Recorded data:
-------------------------

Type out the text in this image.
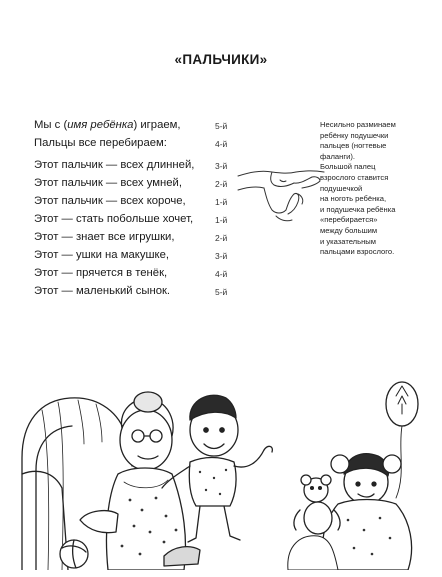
«ПАЛЬЧИКИ»
Мы с (имя ребёнка) играем,	5-й
Пальцы все перебираем:	4-й
Этот пальчик — всех длинней, 3-й
Этот пальчик — всех умней,	2-й
Этот пальчик — всех короче,	1-й
Этот — стать побольше хочет,	1-й
Этот — знает все игрушки,	2-й
Этот — ушки на макушке,	3-й
Этот — прячется в тенёк,	4-й
Этот — маленький сынок.	5-й
Несильно разминаем
ребёнку подушечки
пальцев (ногтевые
фаланги).
Большой палец
взрослого ставится
подушечкой
на ноготь ребёнка,
и подушечка ребёнка
«перебирается»
между большим
и указательным
пальцами взрослого.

-------------------------

What you will do:
The data above needs to be retyped exactly, with the images left out.

Answer to the exercise:
Type out the text in this image.
«ПАЛЬЧИКИ»
Мы с (имя ребёнка) играем,	5-й
Пальцы все перебираем:	4-й
Этот пальчик — всех длинней, 3-й
Этот пальчик — всех умней,	2-й
Этот пальчик — всех короче,	1-й
Этот — стать побольше хочет,	1-й
Этот — знает все игрушки,	2-й
Этот — ушки на макушке,	3-й
Этот — прячется в тенёк,	4-й
Этот — маленький сынок.	5-й
Несильно разминаем
ребёнку подушечки
пальцев (ногтевые
фаланги).
Большой палец
взрослого ставится
подушечкой
на ноготь ребёнка,
и подушечка ребёнка
«перебирается»
между большим
и указательным
пальцами взрослого.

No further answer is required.